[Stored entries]
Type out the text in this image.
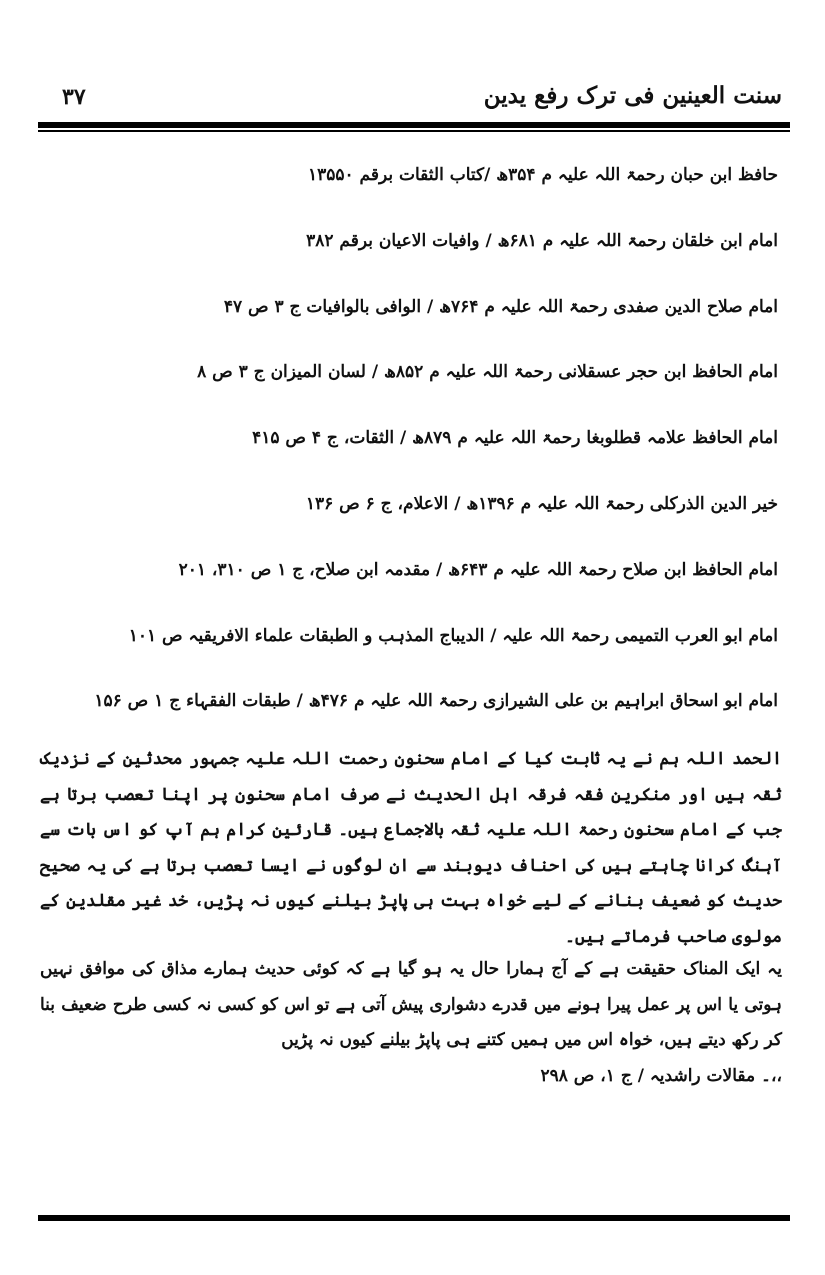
سنت العینین فی ترک رفع یدین
۳۷
حافظ ابن حبان رحمۃ اللہ علیہ م ۳۵۴ھ /کتاب الثقات برقم ۱۳۵۵۰
امام ابن خلقان رحمۃ اللہ علیہ م ۶۸۱ھ / وافیات الاعیان برقم ۳۸۲
امام صلاح الدین صفدی رحمۃ اللہ علیہ م ۷۶۴ھ / الوافی بالوافیات ج ۳ ص ۴۷
امام الحافظ ابن حجر عسقلانی رحمۃ اللہ علیہ م ۸۵۲ھ / لسان المیزان ج ۳ ص ۸
امام الحافظ علامہ قطلوبغا رحمۃ اللہ علیہ م ۸۷۹ھ / الثقات، ج ۴ ص ۴۱۵
خیر الدین الذرکلی رحمۃ اللہ علیہ م ۱۳۹۶ھ / الاعلام، ج ۶ ص ۱۳۶
امام الحافظ ابن صلاح رحمۃ اللہ علیہ م ۶۴۳ھ / مقدمہ ابن صلاح، ج ۱ ص ۳۱۰، ۲۰۱
امام ابو العرب التمیمی رحمۃ اللہ علیہ / الدیباج المذہب و الطبقات علماء الافریقیہ ص ۱۰۱
امام ابو اسحاق ابراہیم بن علی الشیرازی رحمۃ اللہ علیہ م ۴۷۶ھ / طبقات الفقہاء ج ۱ ص ۱۵۶

الحمد اللہ ہم نے یہ ثابت کیا کے امام سحنون رحمت اللہ علیہ جمہور محدثین کے نزدیک ثقہ ہیں اور منکرین فقہ فرقہ اہل الحدیث نے صرف امام سحنون پر اپنا تعصب برتا ہے جب کے امام سحنون رحمۃ اللہ علیہ ثقہ بالاجماع ہیں۔ قارئین کرام ہم آپ کو اس بات سے آہنگ کرانا چاہتے ہیں کی احناف دیوبند سے ان لوگوں نے ایسا تعصب برتا ہے کی یہ صحیح حدیث کو ضعیف بنانے کے لیے خواہ بہت ہی پاپڑ بیلنے کیوں نہ پڑیں، خد غیر مقلدین کے مولوی صاحب فرماتے ہیں۔

یہ ایک المناک حقیقت ہے کے آج ہمارا حال یہ ہو گیا ہے کہ کوئی حدیث ہمارے مذاق کی موافق نہیں ہوتی یا اس پر عمل پیرا ہونے میں قدرے دشواری پیش آتی ہے تو اس کو کسی نہ کسی طرح ضعیف بنا کر رکھ دیتے ہیں، خواہ اس میں ہمیں کتنے ہی پاپڑ بیلنے کیوں نہ پڑیں
،،۔ مقالات راشدیہ / ج ۱، ص ۲۹۸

EXERCISE OBJECTIVE
What is the number of lines in this listing that contain the word "بیلنے"? Answer with that number and nothing else.

SOLUTION
2